Records supplied —
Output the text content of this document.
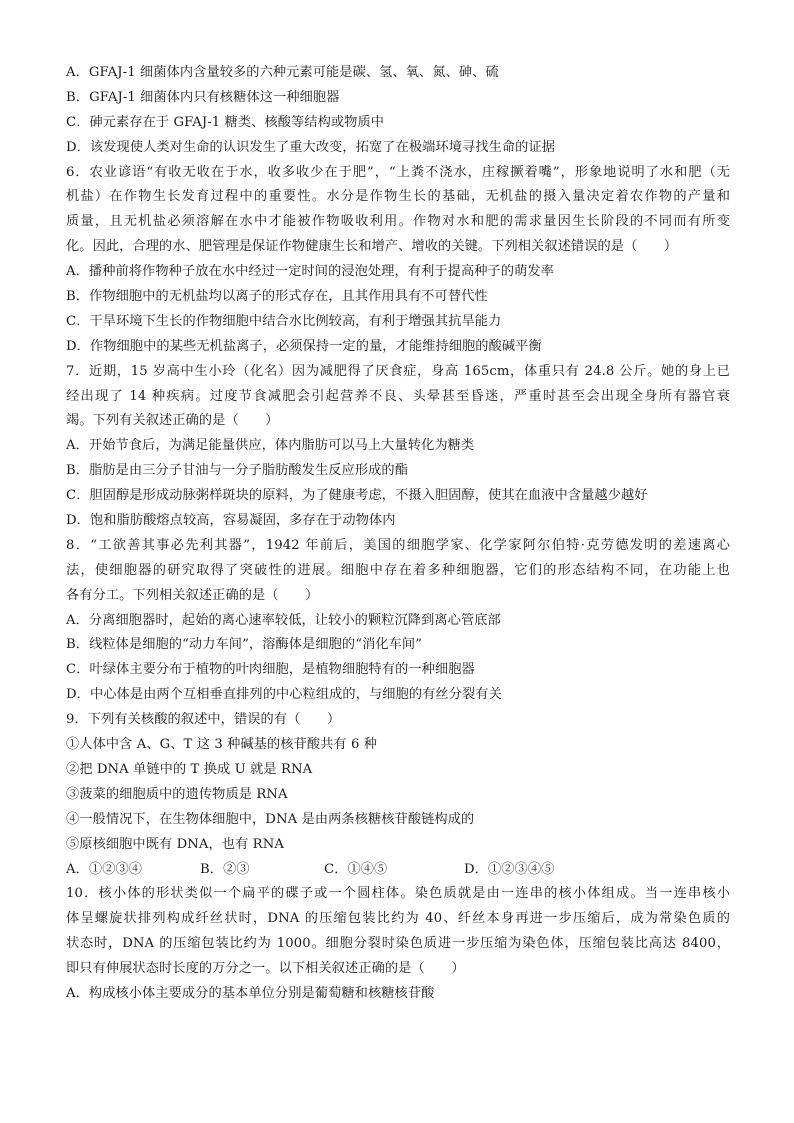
A．GFAJ-1 细菌体内含量较多的六种元素可能是碳、氢、氧、氮、砷、硫
B．GFAJ-1 细菌体内只有核糖体这一种细胞器
C．砷元素存在于 GFAJ-1 糖类、核酸等结构或物质中
D．该发现使人类对生命的认识发生了重大改变，拓宽了在极端环境寻找生命的证据
6．农业谚语“有收无收在于水，收多收少在于肥”，“上粪不浇水，庄稼撅着嘴”，形象地说明了水和肥（无
机盐）在作物生长发育过程中的重要性。水分是作物生长的基础，无机盐的摄入量决定着农作物的产量和
质量，且无机盐必须溶解在水中才能被作物吸收利用。作物对水和肥的需求量因生长阶段的不同而有所变
化。因此，合理的水、肥管理是保证作物健康生长和增产、增收的关键。下列相关叙述错误的是（　　）
A．播种前将作物种子放在水中经过一定时间的浸泡处理，有利于提高种子的萌发率
B．作物细胞中的无机盐均以离子的形式存在，且其作用具有不可替代性
C．干旱环境下生长的作物细胞中结合水比例较高，有利于增强其抗旱能力
D．作物细胞中的某些无机盐离子，必须保持一定的量，才能维持细胞的酸碱平衡
7．近期，15 岁高中生小玲（化名）因为减肥得了厌食症，身高 165cm，体重只有 24.8 公斤。她的身上已
经出现了 14 种疾病。过度节食减肥会引起营养不良、头晕甚至昏迷，严重时甚至会出现全身所有器官衰
竭。下列有关叙述正确的是（　　）
A．开始节食后，为满足能量供应，体内脂肪可以马上大量转化为糖类
B．脂肪是由三分子甘油与一分子脂肪酸发生反应形成的酯
C．胆固醇是形成动脉粥样斑块的原料，为了健康考虑，不摄入胆固醇，使其在血液中含量越少越好
D．饱和脂肪酸熔点较高，容易凝固，多存在于动物体内
8．“工欲善其事必先利其器”，1942 年前后，美国的细胞学家、化学家阿尔伯特·克劳德发明的差速离心
法，使细胞器的研究取得了突破性的进展。细胞中存在着多种细胞器，它们的形态结构不同，在功能上也
各有分工。下列相关叙述正确的是（　　）
A．分离细胞器时，起始的离心速率较低，让较小的颗粒沉降到离心管底部
B．线粒体是细胞的“动力车间”，溶酶体是细胞的“消化车间”
C．叶绿体主要分布于植物的叶肉细胞，是植物细胞特有的一种细胞器
D．中心体是由两个互相垂直排列的中心粒组成的，与细胞的有丝分裂有关
9．下列有关核酸的叙述中，错误的有（　　）
①人体中含 A、G、T 这 3 种碱基的核苷酸共有 6 种
②把 DNA 单链中的 T 换成 U 就是 RNA
③菠菜的细胞质中的遗传物质是 RNA
④一般情况下，在生物体细胞中，DNA 是由两条核糖核苷酸链构成的
⑤原核细胞中既有 DNA，也有 RNA
A．①②③④	B．②③	C．①④⑤	D．①②③④⑤
10．核小体的形状类似一个扁平的碟子或一个圆柱体。染色质就是由一连串的核小体组成。当一连串核小
体呈螺旋状排列构成纤丝状时，DNA 的压缩包装比约为 40、纤丝本身再进一步压缩后，成为常染色质的
状态时，DNA 的压缩包装比约为 1000。细胞分裂时染色质进一步压缩为染色体，压缩包装比高达 8400，
即只有伸展状态时长度的万分之一。以下相关叙述正确的是（　　）
A．构成核小体主要成分的基本单位分别是葡萄糖和核糖核苷酸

Short problem —
In the entries above, how many lines hold the word "的压缩包装比约为"? State the number and nothing else.

Full output —
2